### SET EXERCISE
Extract every line below that contains the word "document".

### TASK DATA
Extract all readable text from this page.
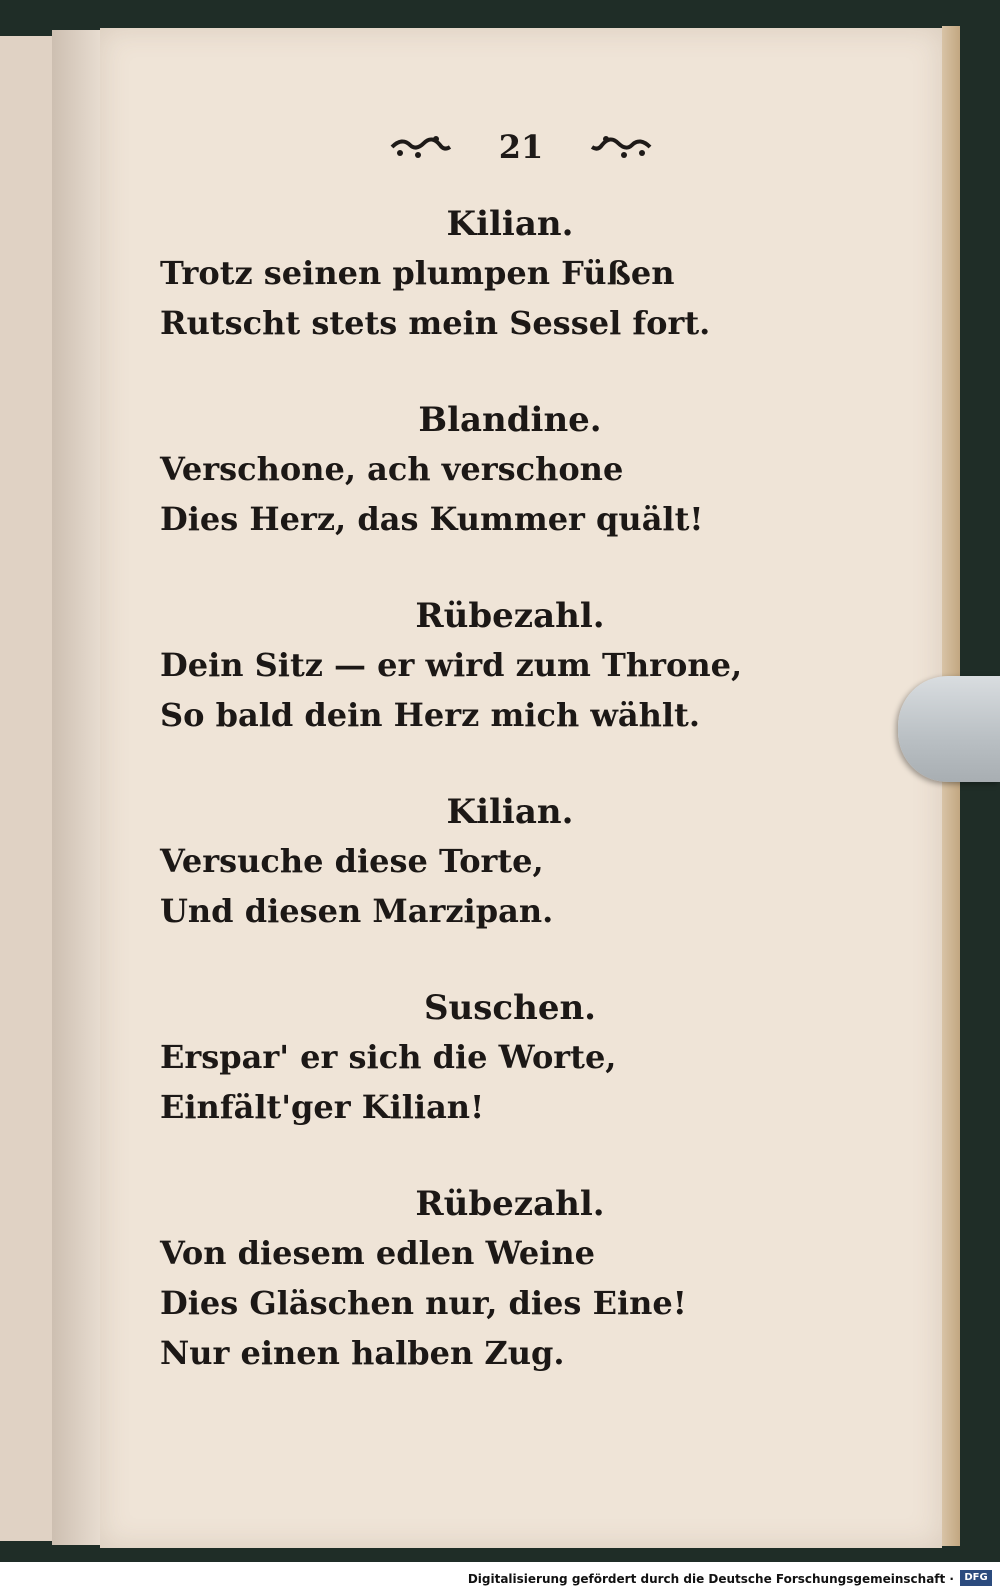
21
Kilian.
Trotz seinen plumpen Füßen
Rutscht stets mein Sessel fort.
Blandine.
Verschone, ach verschone
Dies Herz, das Kummer quält!
Rübezahl.
Dein Sitz — er wird zum Throne,
So bald dein Herz mich wählt.
Kilian.
Versuche diese Torte,
Und diesen Marzipan.
Suschen.
Erspar' er sich die Worte,
Einfält'ger Kilian!
Rübezahl.
Von diesem edlen Weine
Dies Gläschen nur, dies Eine!
Nur einen halben Zug.
Digitalisierung gefördert durch die Deutsche Forschungsgemeinschaft ·	DFG
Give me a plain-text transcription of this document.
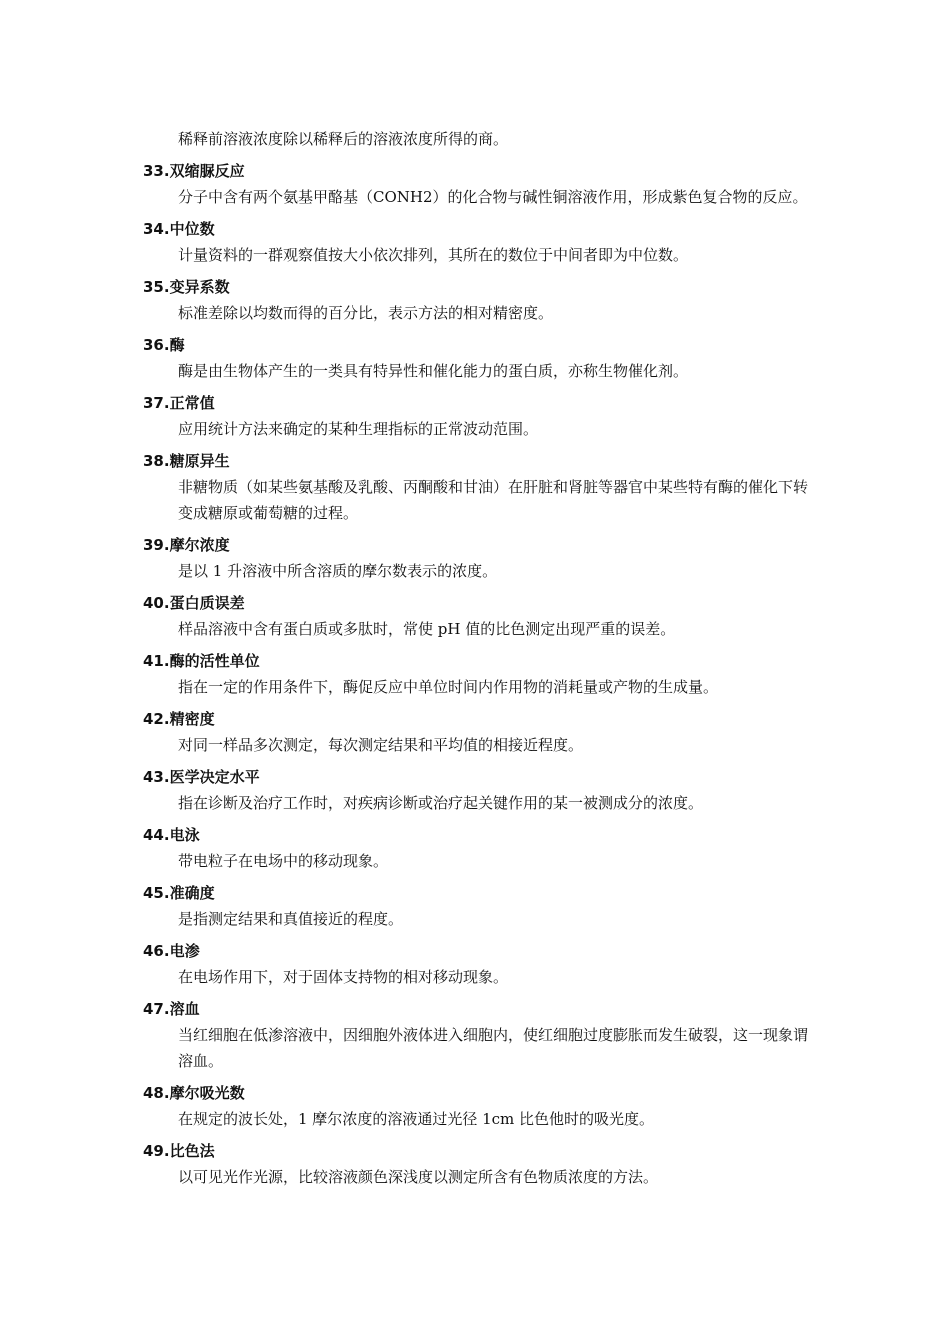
稀释前溶液浓度除以稀释后的溶液浓度所得的商。
33.双缩脲反应
分子中含有两个氨基甲酪基（CONH2）的化合物与碱性铜溶液作用，形成紫色复合物的反应。
34.中位数
计量资料的一群观察值按大小依次排列，其所在的数位于中间者即为中位数。
35.变异系数
标准差除以均数而得的百分比，表示方法的相对精密度。
36.酶
酶是由生物体产生的一类具有特异性和催化能力的蛋白质，亦称生物催化剂。
37.正常值
应用统计方法来确定的某种生理指标的正常波动范围。
38.糖原异生
非糖物质（如某些氨基酸及乳酸、丙酮酸和甘油）在肝脏和肾脏等器官中某些特有酶的催化下转变成糖原或葡萄糖的过程。
39.摩尔浓度
是以 1 升溶液中所含溶质的摩尔数表示的浓度。
40.蛋白质误差
样品溶液中含有蛋白质或多肽时，常使 pH 值的比色测定出现严重的误差。
41.酶的活性单位
指在一定的作用条件下，酶促反应中单位时间内作用物的消耗量或产物的生成量。
42.精密度
对同一样品多次测定，每次测定结果和平均值的相接近程度。
43.医学决定水平
指在诊断及治疗工作时，对疾病诊断或治疗起关键作用的某一被测成分的浓度。
44.电泳
带电粒子在电场中的移动现象。
45.准确度
是指测定结果和真值接近的程度。
46.电渗
在电场作用下，对于固体支持物的相对移动现象。
47.溶血
当红细胞在低渗溶液中，因细胞外液体进入细胞内，使红细胞过度膨胀而发生破裂，这一现象谓溶血。
48.摩尔吸光数
在规定的波长处，1 摩尔浓度的溶液通过光径 1cm 比色他时的吸光度。
49.比色法
以可见光作光源，比较溶液颜色深浅度以测定所含有色物质浓度的方法。
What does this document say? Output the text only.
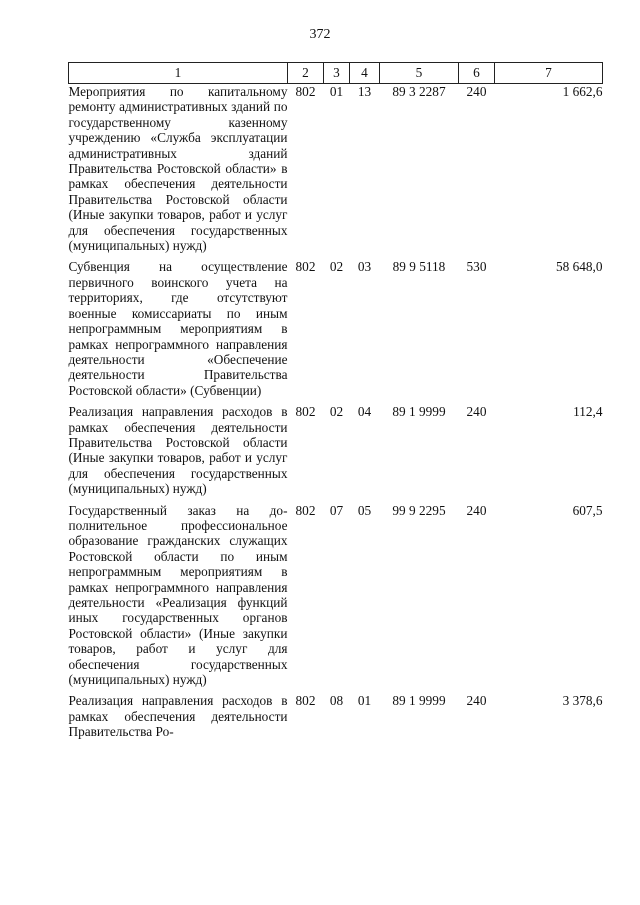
372
1	2	3	4	5	6	7
Мероприятия по капитальному ремонту административных зданий по государственному казенному учреждению «Служба эксплуатации административных зданий Правительства Ростовской области» в рамках обеспечения деятельности Правительства Ростовской области (Иные закупки товаров, работ и услуг для обеспечения государственных (муниципальных) нужд)	802	01	13	89 3 2287	240	1 662,6
Субвенция на осуществление первичного воинского учета на территориях, где отсутствуют военные комиссариаты по иным непрограммным мероприятиям в рамках непрограммного направления деятельности «Обеспечение деятельности Правительства Ростовской области» (Субвенции)	802	02	03	89 9 5118	530	58 648,0
Реализация направления расходов в рамках обеспечения деятельности Правительства Ростовской области (Иные закупки товаров, работ и услуг для обеспечения государственных (муниципальных) нужд)	802	02	04	89 1 9999	240	112,4
Государственный заказ на дополнительное профессиональное образование гражданских служащих Ростовской области по иным непрограммным мероприятиям в рамках непрограммного направления деятельности «Реализация функций иных государственных органов Ростовской области» (Иные закупки товаров, работ и услуг для обеспечения государственных (муниципальных) нужд)	802	07	05	99 9 2295	240	607,5
Реализация направления расходов в рамках обеспечения деятельности Правительства Ро-	802	08	01	89 1 9999	240	3 378,6
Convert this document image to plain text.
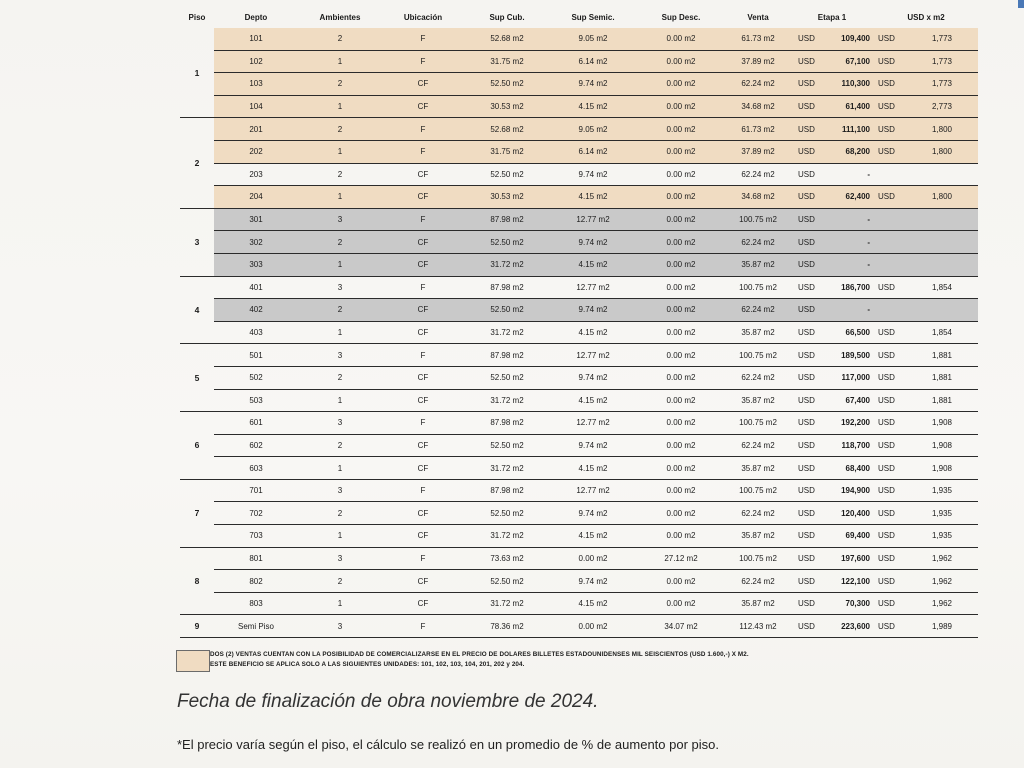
Piso	Depto	Ambientes	Ubicación	Sup Cub.	Sup Semic.	Sup Desc.	Venta	Etapa 1		USD x m2	
1	101	2	F	52.68 m2	9.05 m2	0.00 m2	61.73 m2	USD	109,400	USD	1,773
	102	1	F	31.75 m2	6.14 m2	0.00 m2	37.89 m2	USD	67,100	USD	1,773
	103	2	CF	52.50 m2	9.74 m2	0.00 m2	62.24 m2	USD	110,300	USD	1,773
	104	1	CF	30.53 m2	4.15 m2	0.00 m2	34.68 m2	USD	61,400	USD	2,773
2	201	2	F	52.68 m2	9.05 m2	0.00 m2	61.73 m2	USD	111,100	USD	1,800
	202	1	F	31.75 m2	6.14 m2	0.00 m2	37.89 m2	USD	68,200	USD	1,800
	203	2	CF	52.50 m2	9.74 m2	0.00 m2	62.24 m2	USD	-		
	204	1	CF	30.53 m2	4.15 m2	0.00 m2	34.68 m2	USD	62,400	USD	1,800
3	301	3	F	87.98 m2	12.77 m2	0.00 m2	100.75 m2	USD	-		
	302	2	CF	52.50 m2	9.74 m2	0.00 m2	62.24 m2	USD	-		
	303	1	CF	31.72 m2	4.15 m2	0.00 m2	35.87 m2	USD	-		
4	401	3	F	87.98 m2	12.77 m2	0.00 m2	100.75 m2	USD	186,700	USD	1,854
	402	2	CF	52.50 m2	9.74 m2	0.00 m2	62.24 m2	USD	-		
	403	1	CF	31.72 m2	4.15 m2	0.00 m2	35.87 m2	USD	66,500	USD	1,854
5	501	3	F	87.98 m2	12.77 m2	0.00 m2	100.75 m2	USD	189,500	USD	1,881
	502	2	CF	52.50 m2	9.74 m2	0.00 m2	62.24 m2	USD	117,000	USD	1,881
	503	1	CF	31.72 m2	4.15 m2	0.00 m2	35.87 m2	USD	67,400	USD	1,881
6	601	3	F	87.98 m2	12.77 m2	0.00 m2	100.75 m2	USD	192,200	USD	1,908
	602	2	CF	52.50 m2	9.74 m2	0.00 m2	62.24 m2	USD	118,700	USD	1,908
	603	1	CF	31.72 m2	4.15 m2	0.00 m2	35.87 m2	USD	68,400	USD	1,908
7	701	3	F	87.98 m2	12.77 m2	0.00 m2	100.75 m2	USD	194,900	USD	1,935
	702	2	CF	52.50 m2	9.74 m2	0.00 m2	62.24 m2	USD	120,400	USD	1,935
	703	1	CF	31.72 m2	4.15 m2	0.00 m2	35.87 m2	USD	69,400	USD	1,935
8	801	3	F	73.63 m2	0.00 m2	27.12 m2	100.75 m2	USD	197,600	USD	1,962
	802	2	CF	52.50 m2	9.74 m2	0.00 m2	62.24 m2	USD	122,100	USD	1,962
	803	1	CF	31.72 m2	4.15 m2	0.00 m2	35.87 m2	USD	70,300	USD	1,962
9	Semi Piso	3	F	78.36 m2	0.00 m2	34.07 m2	112.43 m2	USD	223,600	USD	1,989
DOS (2) VENTAS CUENTAN CON LA POSIBILIDAD DE COMERCIALIZARSE EN EL PRECIO DE DOLARES BILLETES ESTADOUNIDENSES MIL SEISCIENTOS (USD 1.600,-) X M2.
ESTE BENEFICIO SE APLICA SOLO A LAS SIGUIENTES UNIDADES: 101, 102, 103, 104, 201, 202 y 204.
Fecha de finalización de obra noviembre de 2024.
*El precio varía según el piso, el cálculo se realizó en un promedio de % de aumento por piso.
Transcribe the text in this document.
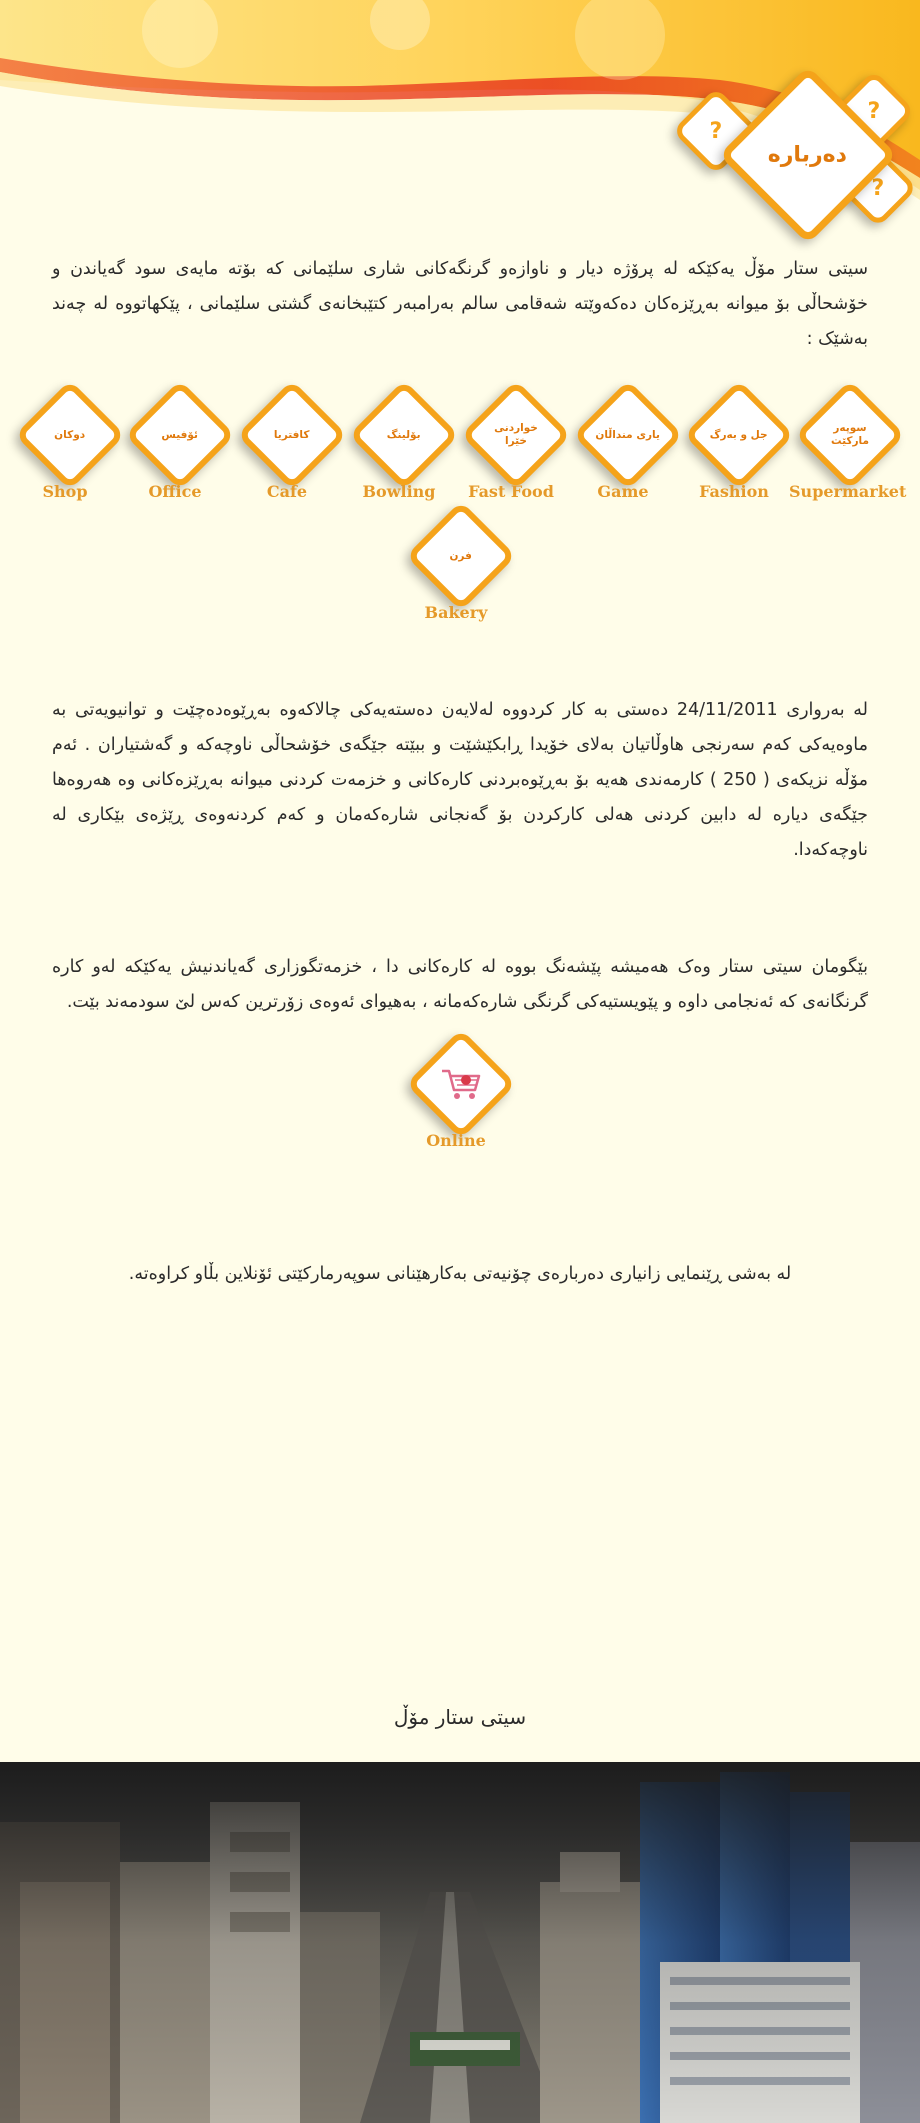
?
?
?
دەربارە

سیتی ستار مۆڵ یەکێکە لە پرۆژە دیار و ناوازەو گرنگەکانی شاری سلێمانی کە بۆتە مایەی سود گەیاندن و خۆشحاڵی بۆ میوانە بەڕێزەکان دەکەوێتە شەقامی سالم بەرامبەر کتێبخانەی گشتی سلێمانی ، پێکهاتووە لە چەند بەشێک :

سوپەر ماركێت
Supermarket
جل و بەرگ
Fashion
یاری منداڵان
Game
خواردنی خێرا
Fast Food
بۆلینگ
Bowling
كافتریا
Cafe
ئۆفیس
Office
دوكان
Shop
فرن
Bakery

لە بەرواری 24/11/2011 دەستی بە کار کردووە لەلایەن دەستەیەکی چالاکەوە بەڕێوەدەچێت و توانیویەتی بە ماوەیەکی کەم سەرنجی هاوڵاتیان بەلای خۆیدا ڕابکێشێت و ببێتە جێگەی خۆشحاڵی ناوچەکە و گەشتیاران . ئەم مۆڵە نزیکەی ( 250 ) کارمەندی هەیە بۆ بەڕێوەبردنی کارەکانی و خزمەت کردنی میوانە بەڕێزەکانی وە هەروەها جێگەی دیارە لە دابین کردنی هەلی کارکردن بۆ گەنجانی شارەکەمان و کەم کردنەوەی ڕێژەی بێکاری لە ناوچەکەدا.

بێگومان سیتی ستار وەک هەمیشە پێشەنگ بووە لە کارەکانی دا ، خزمەتگوزاری گەیاندنیش یەکێکە لەو کارە گرنگانەی کە ئەنجامی داوە و پێویستیەکی گرنگی شارەکەمانە ، بەهیوای ئەوەی زۆرترین کەس لێ سودمەند بێت.

Online

لە بەشی ڕێنمایی زانیاری دەربارەی چۆنیەتی بەکارهێنانی سوپەرمارکێتی ئۆنلاین بڵاو کراوەتە.

سیتی ستار مۆڵ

### COMPLETE ANSWER
Give me a plain-text transcription of this document.
What does this document say? Output the text only.
Convert this document image to plain text.
Transcribe the text in this document.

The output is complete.